=== RAW DATA ===
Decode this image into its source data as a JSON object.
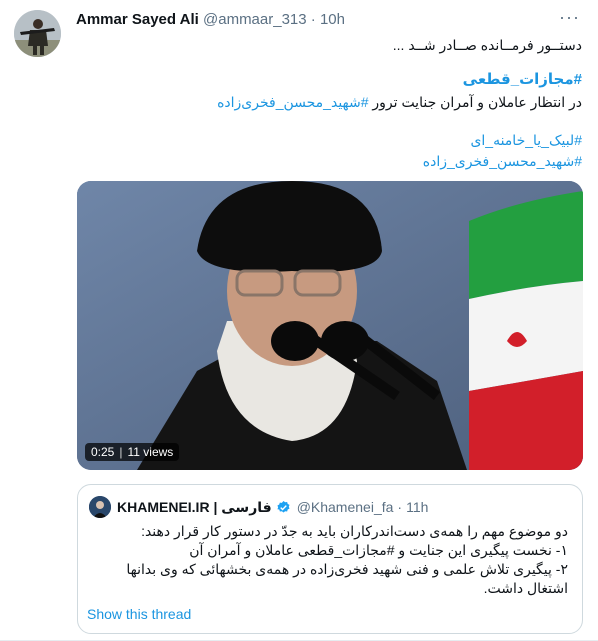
{
  "tweet": {
    "author_name": "Ammar Sayed Ali",
    "handle": "@ammaar_313",
    "dot": "·",
    "time": "10h",
    "more": "···",
    "line1": "دستــور فرمــانده صــادر شــد ...",
    "main_hashtag": "#مجازات_قطعی",
    "line3_text": "در انتظار عاملان و آمران جنایت ترور ",
    "line3_link": "#شهید_محسن_فخری‌زاده",
    "tag4": "#لبیک_یا_خامنه_ای",
    "tag5": "#شهید_محسن_فخری_زاده"
  },
  "media": {
    "duration": "0:25",
    "views": "11 views"
  },
  "quote": {
    "name": "KHAMENEI.IR | فارسی",
    "handle": "@Khamenei_fa",
    "dot": "·",
    "time": "11h",
    "lines": [
      "دو موضوع مهم را همه‌ی دست‌اندرکاران باید به جدّ در دستور کار قرار دهند:",
      "۱- نخست پیگیری این جنایت و #مجازات_قطعی عاملان و آمران آن",
      "۲- پیگیری تلاش علمی و فنی شهید فخری‌زاده در همه‌ی بخشهائی که وی بدانها",
      "اشتغال داشت."
    ],
    "show_thread": "Show this thread"
  },
  "colors": {
    "link": "#1b95e0",
    "secondary": "#5b7083",
    "border": "#cfd9de"
  },
  "icons": {
    "more": "more-dots-icon",
    "verified": "verified-badge-icon"
  }
}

=== PROBLEM STATEMENT ===
Which lines include "پیگیری"? Copy each of them out.

=== FINISHED ANSWER ===
      "۱- نخست پیگیری این جنایت و #مجازات_قطعی عاملان و آمران آن",
      "۲- پیگیری تلاش علمی و فنی شهید فخری‌زاده در همه‌ی بخشهائی که وی بدانها",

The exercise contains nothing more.